WHAT NEEDS TO BE DONE:
Reproduce all the material exactly, minus any pictures it holds.

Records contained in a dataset
* START *
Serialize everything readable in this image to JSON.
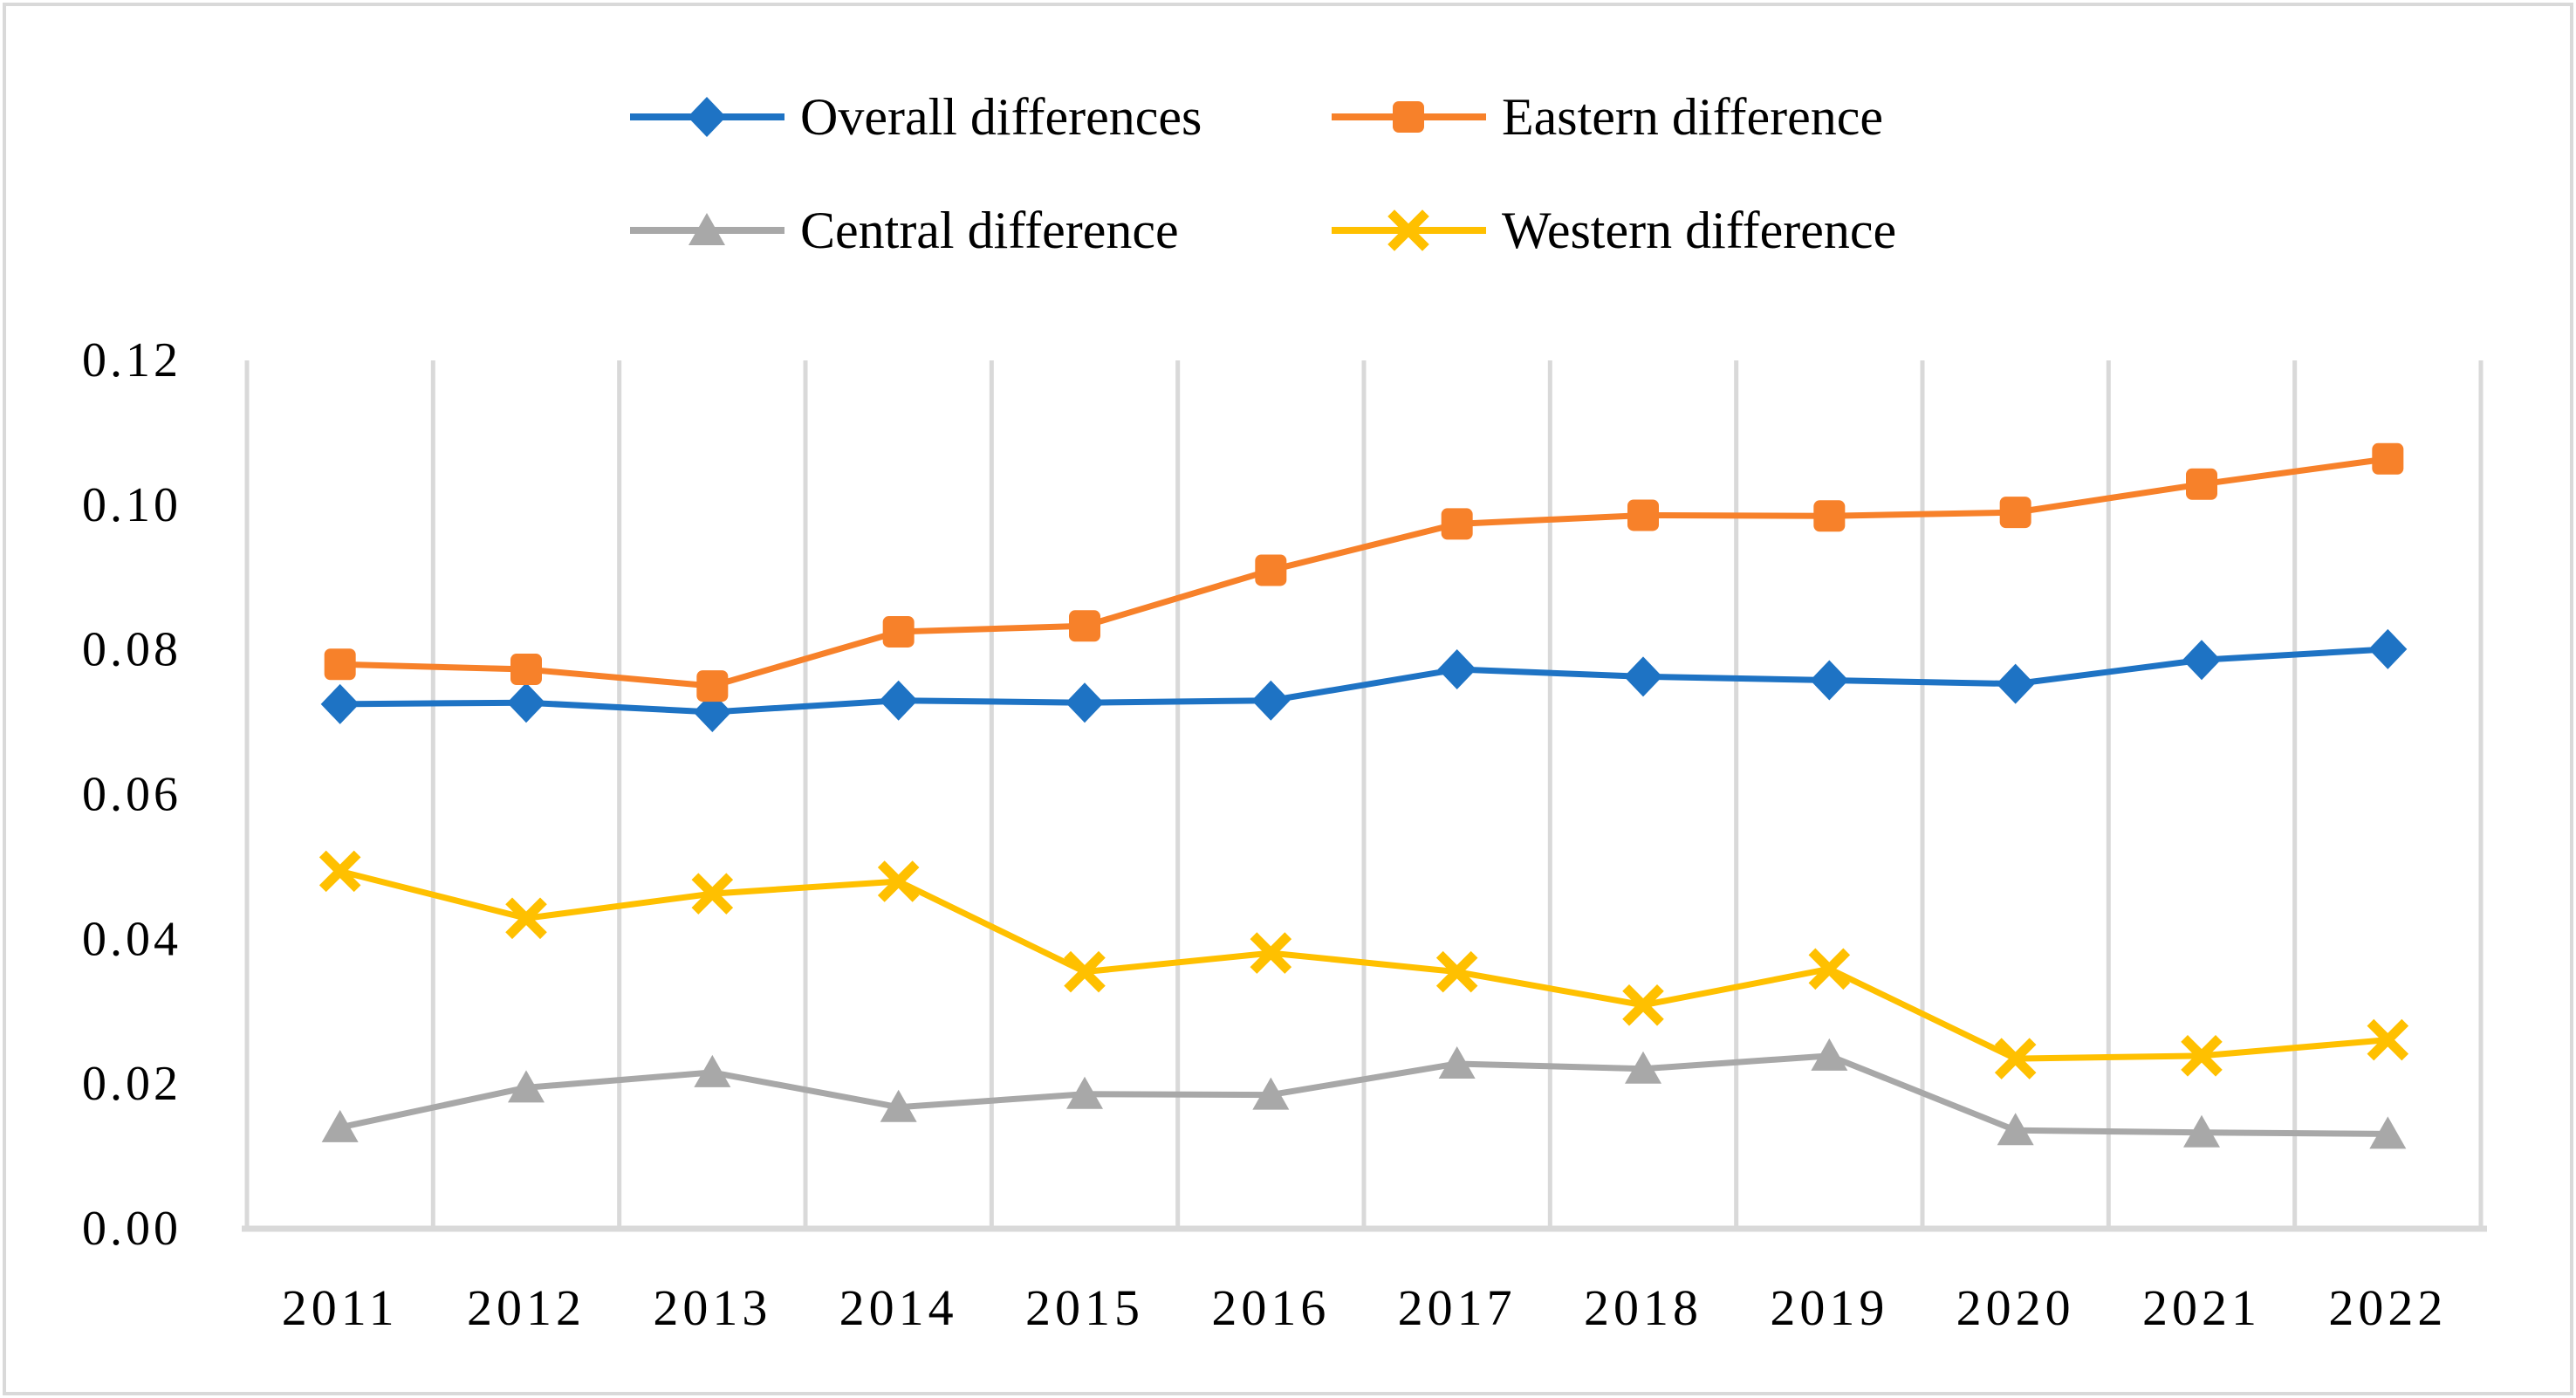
{
  "figure": {
    "background": "#FFFFFF",
    "border_color": "#D9D9D9"
  },
  "chart_data": {
    "type": "line",
    "title": "",
    "xlabel": "",
    "ylabel": "",
    "x": [
      "2011",
      "2012",
      "2013",
      "2014",
      "2015",
      "2016",
      "2017",
      "2018",
      "2019",
      "2020",
      "2021",
      "2022"
    ],
    "series": [
      {
        "name": "Overall differences",
        "color": "#1E73C4",
        "marker": "diamond",
        "values": [
          0.0725,
          0.0727,
          0.0714,
          0.073,
          0.0727,
          0.073,
          0.0773,
          0.0763,
          0.0758,
          0.0753,
          0.0786,
          0.0801
        ]
      },
      {
        "name": "Eastern difference",
        "color": "#F7812A",
        "marker": "square",
        "values": [
          0.078,
          0.0773,
          0.075,
          0.0825,
          0.0833,
          0.091,
          0.0974,
          0.0986,
          0.0985,
          0.099,
          0.1029,
          0.1064
        ]
      },
      {
        "name": "Central difference",
        "color": "#A8A8A8",
        "marker": "triangle",
        "values": [
          0.014,
          0.0195,
          0.0216,
          0.0168,
          0.0186,
          0.0185,
          0.0228,
          0.0221,
          0.0239,
          0.0136,
          0.0133,
          0.0131
        ]
      },
      {
        "name": "Western difference",
        "color": "#FFC000",
        "marker": "x",
        "values": [
          0.0494,
          0.0429,
          0.0463,
          0.048,
          0.0355,
          0.0381,
          0.0355,
          0.0309,
          0.0359,
          0.0235,
          0.0239,
          0.0261
        ]
      }
    ],
    "ylim": [
      0,
      0.12
    ],
    "ytick_labels": [
      "0.00",
      "0.02",
      "0.04",
      "0.06",
      "0.08",
      "0.10",
      "0.12"
    ],
    "grid": "vertical-only",
    "gridline_color": "#D9D9D9",
    "legend_position": "top-center-two-rows"
  }
}
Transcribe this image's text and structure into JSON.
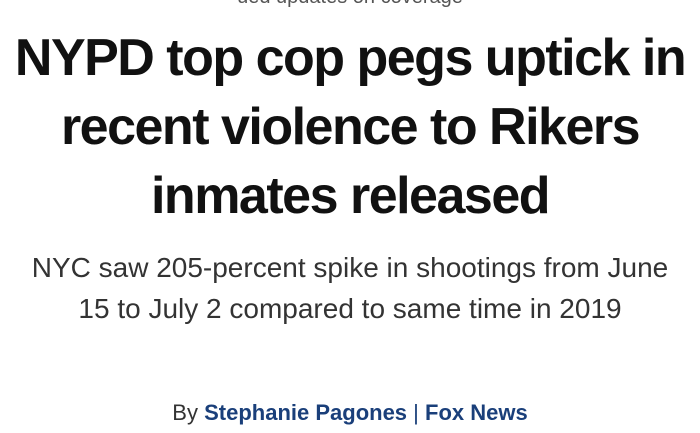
{
  "article": {
    "cut_text": "ued updates on coverage",
    "headline": "NYPD top cop pegs uptick in recent violence to Rikers inmates released",
    "subhead": "NYC saw 205-percent spike in shootings from June 15 to July 2 compared to same time in 2019",
    "byline": {
      "prefix": "By",
      "author": "Stephanie Pagones",
      "separator": "|",
      "outlet": "Fox News"
    }
  },
  "colors": {
    "headline": "#111111",
    "subhead": "#333333",
    "byline_link": "#1a3f7a"
  }
}
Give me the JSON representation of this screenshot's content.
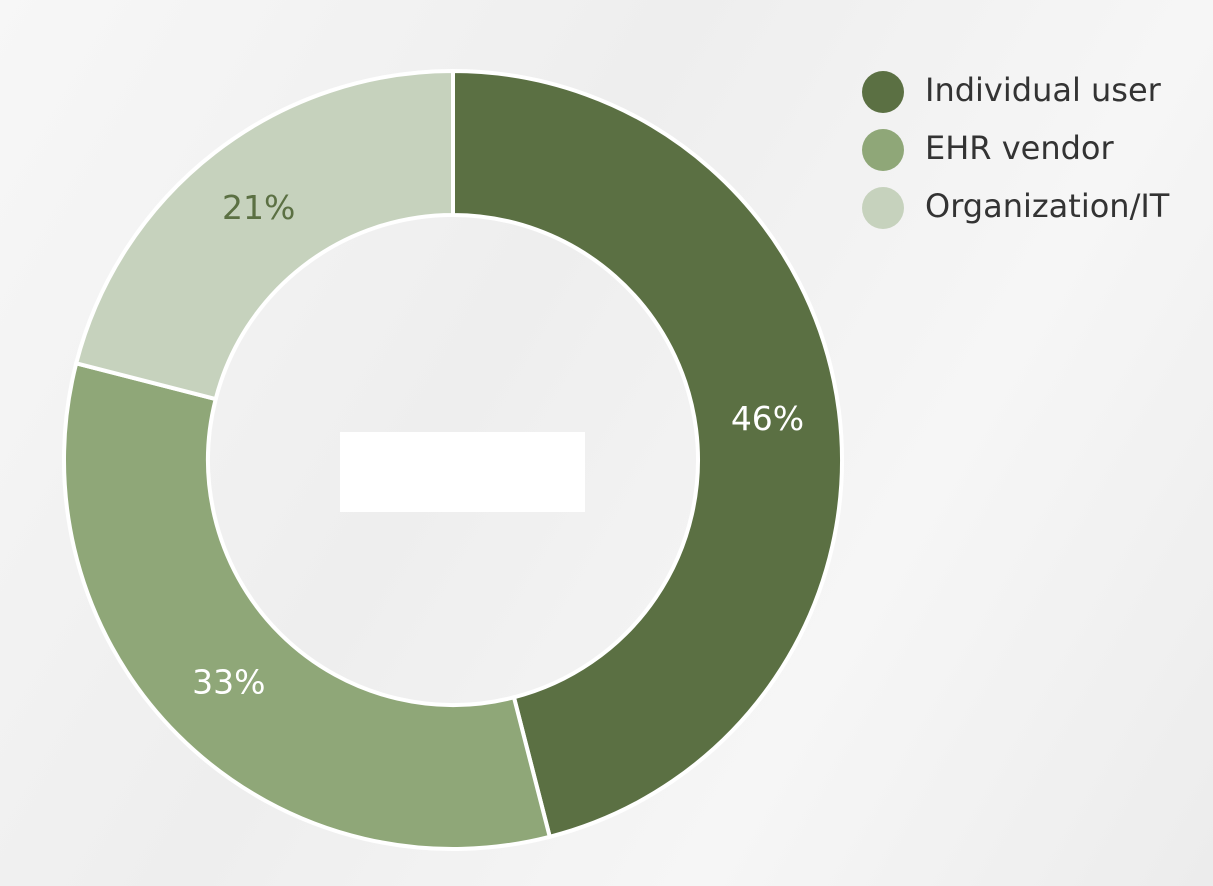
* END *
FINISHED ANSWER:
Serialize everything readable in this image to JSON.
{
  "figure": {
    "background": "#FFFFFF",
    "border_color": "#D9D9D9"
  },
  "chart_data": {
    "type": "line",
    "title": "",
    "xlabel": "",
    "ylabel": "",
    "x": [
      "2011",
      "2012",
      "2013",
      "2014",
      "2015",
      "2016",
      "2017",
      "2018",
      "2019",
      "2020",
      "2021",
      "2022"
    ],
    "series": [
      {
        "name": "Overall differences",
        "color": "#1E73C4",
        "marker": "diamond",
        "values": [
          0.0725,
          0.0727,
          0.0714,
          0.073,
          0.0727,
          0.073,
          0.0773,
          0.0763,
          0.0758,
          0.0753,
          0.0786,
          0.0801
        ]
      },
      {
        "name": "Eastern difference",
        "color": "#F7812A",
        "marker": "square",
        "values": [
          0.078,
          0.0773,
          0.075,
          0.0825,
          0.0833,
          0.091,
          0.0974,
          0.0986,
          0.0985,
          0.099,
          0.1029,
          0.1064
        ]
      },
      {
        "name": "Central difference",
        "color": "#A8A8A8",
        "marker": "triangle",
        "values": [
          0.014,
          0.0195,
          0.0216,
          0.0168,
          0.0186,
          0.0185,
          0.0228,
          0.0221,
          0.0239,
          0.0136,
          0.0133,
          0.0131
        ]
      },
      {
        "name": "Western difference",
        "color": "#FFC000",
        "marker": "x",
        "values": [
          0.0494,
          0.0429,
          0.0463,
          0.048,
          0.0355,
          0.0381,
          0.0355,
          0.0309,
          0.0359,
          0.0235,
          0.0239,
          0.0261
        ]
      }
    ],
    "ylim": [
      0,
      0.12
    ],
    "ytick_labels": [
      "0.00",
      "0.02",
      "0.04",
      "0.06",
      "0.08",
      "0.10",
      "0.12"
    ],
    "grid": "vertical-only",
    "gridline_color": "#D9D9D9",
    "legend_position": "top-center-two-rows"
  }
}
Transcribe this image's text and structure into JSON.
{
  "article": {
    "cut_text": "ued updates on coverage",
    "headline": "NYPD top cop pegs uptick in recent violence to Rikers inmates released",
    "subhead": "NYC saw 205-percent spike in shootings from June 15 to July 2 compared to same time in 2019",
    "byline": {
      "prefix": "By",
      "author": "Stephanie Pagones",
      "separator": "|",
      "outlet": "Fox News"
    }
  },
  "colors": {
    "headline": "#111111",
    "subhead": "#333333",
    "byline_link": "#1a3f7a"
  }
}
Give me the JSON representation of this screenshot's content.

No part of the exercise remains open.